- [PROBLEM DETAILS]
Pictures stay out; everything else in the records below is copied exactly.

□ □ □ □ □ □ □

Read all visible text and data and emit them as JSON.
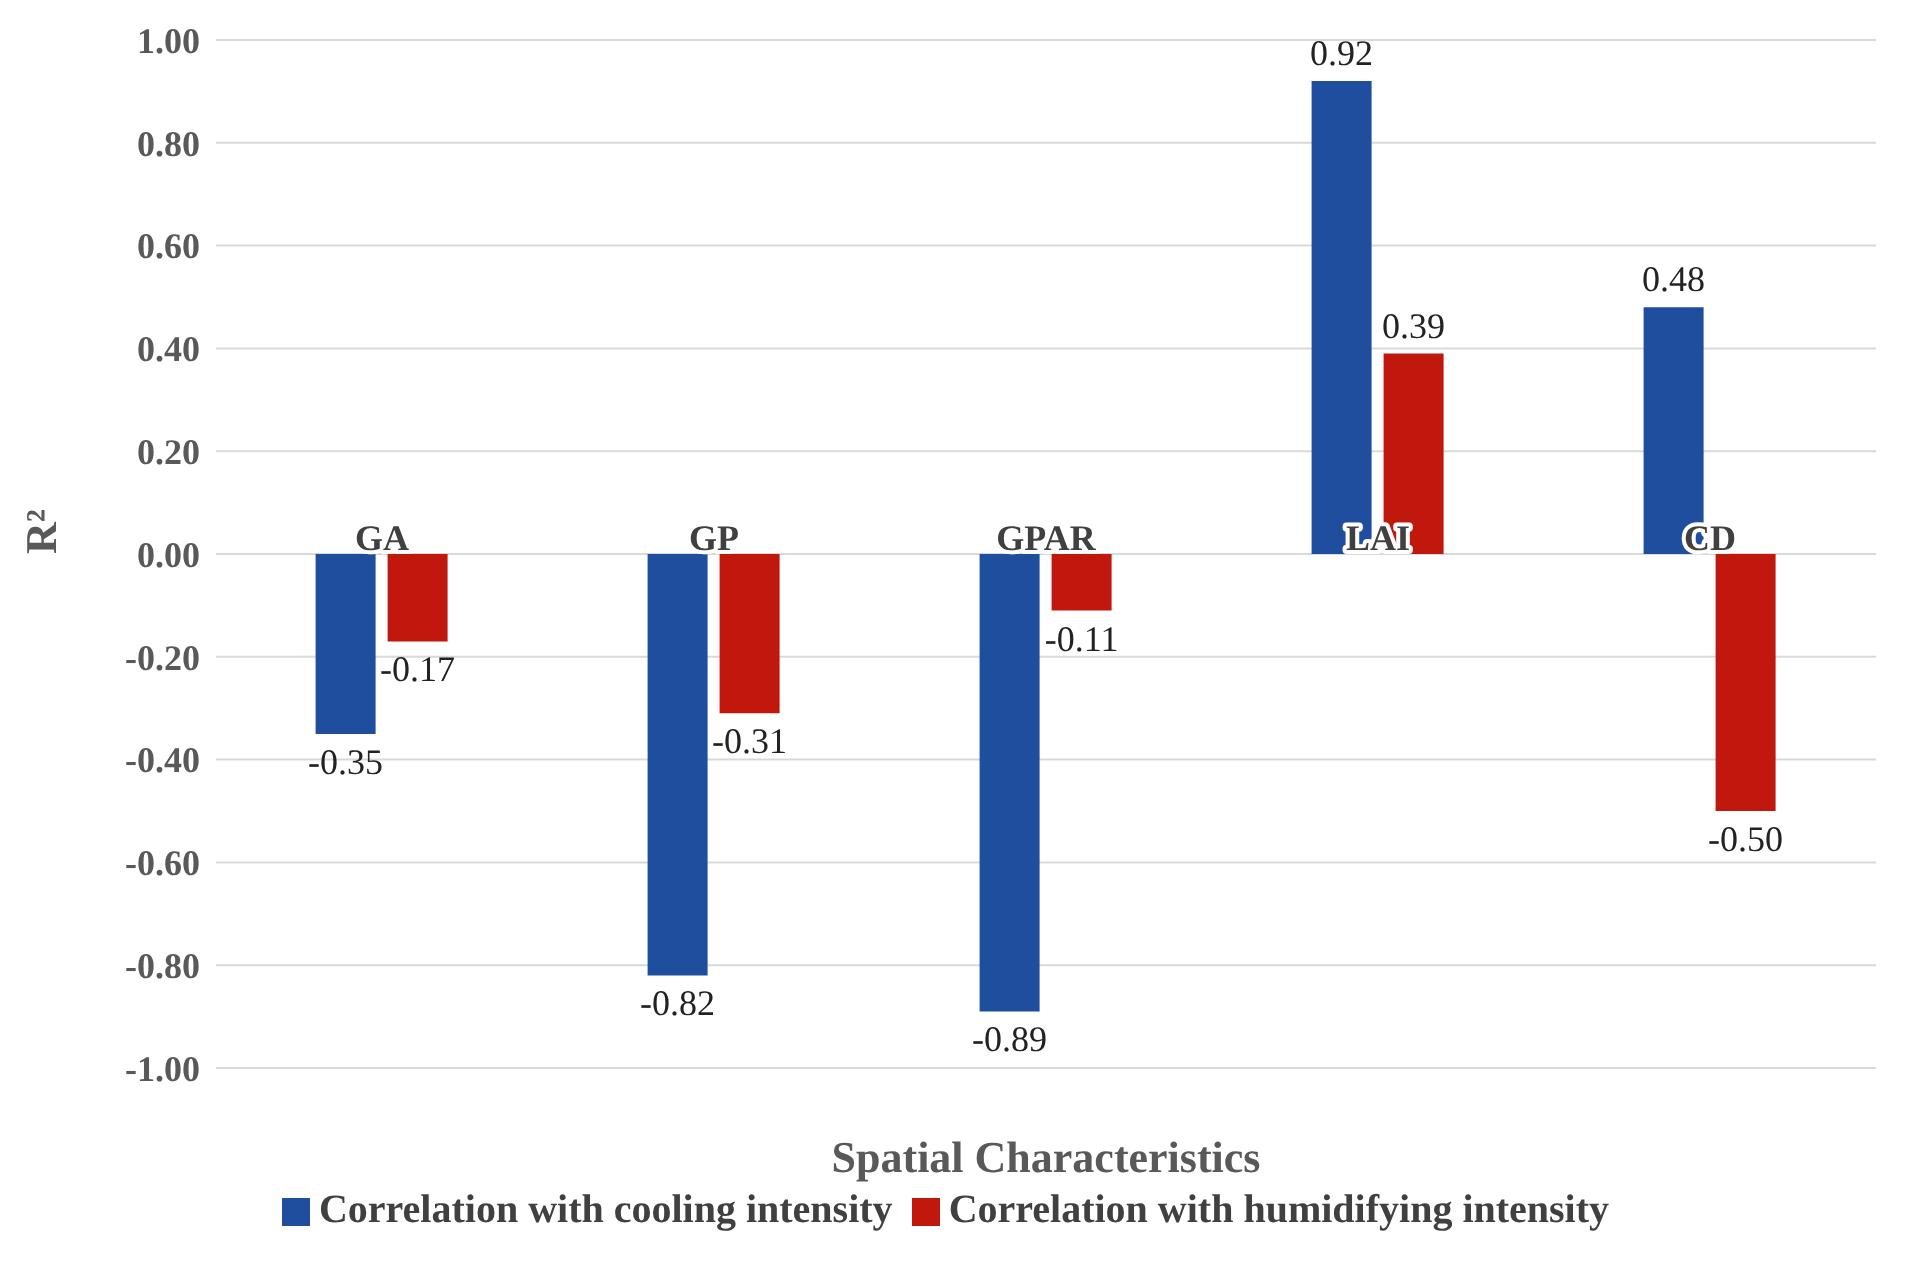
{
  "chart_data": {
    "type": "bar",
    "xlabel": "Spatial Characteristics",
    "ylabel": "R²",
    "categories": [
      "GA",
      "GP",
      "GPAR",
      "LAI",
      "CD"
    ],
    "series": [
      {
        "name": "Correlation with cooling intensity",
        "color": "#1f4e9e",
        "values": [
          -0.35,
          -0.82,
          -0.89,
          0.92,
          0.48
        ],
        "value_labels": [
          "-0.35",
          "-0.82",
          "-0.89",
          "0.92",
          "0.48"
        ]
      },
      {
        "name": "Correlation with humidifying intensity",
        "color": "#c0180c",
        "values": [
          -0.17,
          -0.31,
          -0.11,
          0.39,
          -0.5
        ],
        "value_labels": [
          "-0.17",
          "-0.31",
          "-0.11",
          "0.39",
          "-0.50"
        ]
      }
    ],
    "ylim": [
      -1,
      1
    ],
    "yticks": [
      {
        "value": -1,
        "label": "-1.00"
      },
      {
        "value": -0.8,
        "label": "-0.80"
      },
      {
        "value": -0.6,
        "label": "-0.60"
      },
      {
        "value": -0.4,
        "label": "-0.40"
      },
      {
        "value": -0.2,
        "label": "-0.20"
      },
      {
        "value": 0,
        "label": "0.00"
      },
      {
        "value": 0.2,
        "label": "0.20"
      },
      {
        "value": 0.4,
        "label": "0.40"
      },
      {
        "value": 0.6,
        "label": "0.60"
      },
      {
        "value": 0.8,
        "label": "0.80"
      },
      {
        "value": 1,
        "label": "1.00"
      }
    ],
    "grid": "y",
    "legend": "bottom"
  }
}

□ □ □ □ □ □ □

- [SOLUTION FOR THIS PROBLEM]
Read all visible text and data and emit them as JSON.
{
  "chart_data": {
    "type": "bar",
    "xlabel": "Spatial Characteristics",
    "ylabel": "R²",
    "categories": [
      "GA",
      "GP",
      "GPAR",
      "LAI",
      "CD"
    ],
    "series": [
      {
        "name": "Correlation with cooling intensity",
        "color": "#1f4e9e",
        "values": [
          -0.35,
          -0.82,
          -0.89,
          0.92,
          0.48
        ],
        "value_labels": [
          "-0.35",
          "-0.82",
          "-0.89",
          "0.92",
          "0.48"
        ]
      },
      {
        "name": "Correlation with humidifying intensity",
        "color": "#c0180c",
        "values": [
          -0.17,
          -0.31,
          -0.11,
          0.39,
          -0.5
        ],
        "value_labels": [
          "-0.17",
          "-0.31",
          "-0.11",
          "0.39",
          "-0.50"
        ]
      }
    ],
    "ylim": [
      -1,
      1
    ],
    "yticks": [
      {
        "value": -1,
        "label": "-1.00"
      },
      {
        "value": -0.8,
        "label": "-0.80"
      },
      {
        "value": -0.6,
        "label": "-0.60"
      },
      {
        "value": -0.4,
        "label": "-0.40"
      },
      {
        "value": -0.2,
        "label": "-0.20"
      },
      {
        "value": 0,
        "label": "0.00"
      },
      {
        "value": 0.2,
        "label": "0.20"
      },
      {
        "value": 0.4,
        "label": "0.40"
      },
      {
        "value": 0.6,
        "label": "0.60"
      },
      {
        "value": 0.8,
        "label": "0.80"
      },
      {
        "value": 1,
        "label": "1.00"
      }
    ],
    "grid": "y",
    "legend": "bottom"
  }
}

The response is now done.